Collected data entries

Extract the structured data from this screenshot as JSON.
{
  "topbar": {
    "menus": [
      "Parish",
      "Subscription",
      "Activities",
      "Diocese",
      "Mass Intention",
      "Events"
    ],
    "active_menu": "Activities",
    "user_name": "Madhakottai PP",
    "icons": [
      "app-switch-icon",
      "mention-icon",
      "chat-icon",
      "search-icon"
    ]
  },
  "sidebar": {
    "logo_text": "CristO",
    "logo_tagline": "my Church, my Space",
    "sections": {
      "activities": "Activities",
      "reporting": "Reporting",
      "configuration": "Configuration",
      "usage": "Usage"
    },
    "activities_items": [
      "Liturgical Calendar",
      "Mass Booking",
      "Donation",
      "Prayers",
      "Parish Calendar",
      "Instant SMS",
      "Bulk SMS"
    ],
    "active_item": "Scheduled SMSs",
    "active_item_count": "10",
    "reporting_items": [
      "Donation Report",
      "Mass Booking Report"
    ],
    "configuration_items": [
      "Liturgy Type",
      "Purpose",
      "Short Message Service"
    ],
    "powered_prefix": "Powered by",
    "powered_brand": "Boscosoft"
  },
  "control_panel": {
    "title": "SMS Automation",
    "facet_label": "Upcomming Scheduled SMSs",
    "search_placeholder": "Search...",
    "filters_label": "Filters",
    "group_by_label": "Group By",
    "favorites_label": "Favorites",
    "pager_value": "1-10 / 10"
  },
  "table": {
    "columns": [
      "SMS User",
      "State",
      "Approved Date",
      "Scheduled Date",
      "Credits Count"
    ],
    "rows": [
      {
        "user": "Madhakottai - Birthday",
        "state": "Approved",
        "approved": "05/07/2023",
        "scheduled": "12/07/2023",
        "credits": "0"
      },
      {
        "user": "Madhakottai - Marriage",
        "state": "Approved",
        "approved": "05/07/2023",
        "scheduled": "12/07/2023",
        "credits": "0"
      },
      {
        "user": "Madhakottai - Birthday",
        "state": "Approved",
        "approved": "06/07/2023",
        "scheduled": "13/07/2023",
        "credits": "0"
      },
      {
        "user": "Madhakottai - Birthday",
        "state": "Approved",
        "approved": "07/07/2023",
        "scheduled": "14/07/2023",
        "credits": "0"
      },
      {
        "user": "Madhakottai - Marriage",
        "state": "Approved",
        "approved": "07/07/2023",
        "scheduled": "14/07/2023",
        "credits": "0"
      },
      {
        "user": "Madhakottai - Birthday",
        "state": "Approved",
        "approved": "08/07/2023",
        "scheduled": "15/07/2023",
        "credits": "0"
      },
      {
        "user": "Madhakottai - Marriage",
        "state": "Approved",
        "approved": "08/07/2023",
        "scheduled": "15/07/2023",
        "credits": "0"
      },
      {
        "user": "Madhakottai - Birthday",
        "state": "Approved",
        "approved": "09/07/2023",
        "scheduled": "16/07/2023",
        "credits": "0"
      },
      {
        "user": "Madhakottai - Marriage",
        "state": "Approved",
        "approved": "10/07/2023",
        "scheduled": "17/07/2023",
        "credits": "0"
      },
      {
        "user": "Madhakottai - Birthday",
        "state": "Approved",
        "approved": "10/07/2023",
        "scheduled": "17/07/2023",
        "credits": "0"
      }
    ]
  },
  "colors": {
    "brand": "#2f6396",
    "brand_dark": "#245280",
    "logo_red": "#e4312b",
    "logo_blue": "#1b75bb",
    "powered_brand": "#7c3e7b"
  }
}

▶ [Your task]:
Please repeat all the records above exactly as they appear.

▶ [Reply]:
Extract the structured data from this screenshot as JSON.
{
  "topbar": {
    "menus": [
      "Parish",
      "Subscription",
      "Activities",
      "Diocese",
      "Mass Intention",
      "Events"
    ],
    "active_menu": "Activities",
    "user_name": "Madhakottai PP",
    "icons": [
      "app-switch-icon",
      "mention-icon",
      "chat-icon",
      "search-icon"
    ]
  },
  "sidebar": {
    "logo_text": "CristO",
    "logo_tagline": "my Church, my Space",
    "sections": {
      "activities": "Activities",
      "reporting": "Reporting",
      "configuration": "Configuration",
      "usage": "Usage"
    },
    "activities_items": [
      "Liturgical Calendar",
      "Mass Booking",
      "Donation",
      "Prayers",
      "Parish Calendar",
      "Instant SMS",
      "Bulk SMS"
    ],
    "active_item": "Scheduled SMSs",
    "active_item_count": "10",
    "reporting_items": [
      "Donation Report",
      "Mass Booking Report"
    ],
    "configuration_items": [
      "Liturgy Type",
      "Purpose",
      "Short Message Service"
    ],
    "powered_prefix": "Powered by",
    "powered_brand": "Boscosoft"
  },
  "control_panel": {
    "title": "SMS Automation",
    "facet_label": "Upcomming Scheduled SMSs",
    "search_placeholder": "Search...",
    "filters_label": "Filters",
    "group_by_label": "Group By",
    "favorites_label": "Favorites",
    "pager_value": "1-10 / 10"
  },
  "table": {
    "columns": [
      "SMS User",
      "State",
      "Approved Date",
      "Scheduled Date",
      "Credits Count"
    ],
    "rows": [
      {
        "user": "Madhakottai - Birthday",
        "state": "Approved",
        "approved": "05/07/2023",
        "scheduled": "12/07/2023",
        "credits": "0"
      },
      {
        "user": "Madhakottai - Marriage",
        "state": "Approved",
        "approved": "05/07/2023",
        "scheduled": "12/07/2023",
        "credits": "0"
      },
      {
        "user": "Madhakottai - Birthday",
        "state": "Approved",
        "approved": "06/07/2023",
        "scheduled": "13/07/2023",
        "credits": "0"
      },
      {
        "user": "Madhakottai - Birthday",
        "state": "Approved",
        "approved": "07/07/2023",
        "scheduled": "14/07/2023",
        "credits": "0"
      },
      {
        "user": "Madhakottai - Marriage",
        "state": "Approved",
        "approved": "07/07/2023",
        "scheduled": "14/07/2023",
        "credits": "0"
      },
      {
        "user": "Madhakottai - Birthday",
        "state": "Approved",
        "approved": "08/07/2023",
        "scheduled": "15/07/2023",
        "credits": "0"
      },
      {
        "user": "Madhakottai - Marriage",
        "state": "Approved",
        "approved": "08/07/2023",
        "scheduled": "15/07/2023",
        "credits": "0"
      },
      {
        "user": "Madhakottai - Birthday",
        "state": "Approved",
        "approved": "09/07/2023",
        "scheduled": "16/07/2023",
        "credits": "0"
      },
      {
        "user": "Madhakottai - Marriage",
        "state": "Approved",
        "approved": "10/07/2023",
        "scheduled": "17/07/2023",
        "credits": "0"
      },
      {
        "user": "Madhakottai - Birthday",
        "state": "Approved",
        "approved": "10/07/2023",
        "scheduled": "17/07/2023",
        "credits": "0"
      }
    ]
  },
  "colors": {
    "brand": "#2f6396",
    "brand_dark": "#245280",
    "logo_red": "#e4312b",
    "logo_blue": "#1b75bb",
    "powered_brand": "#7c3e7b"
  }
}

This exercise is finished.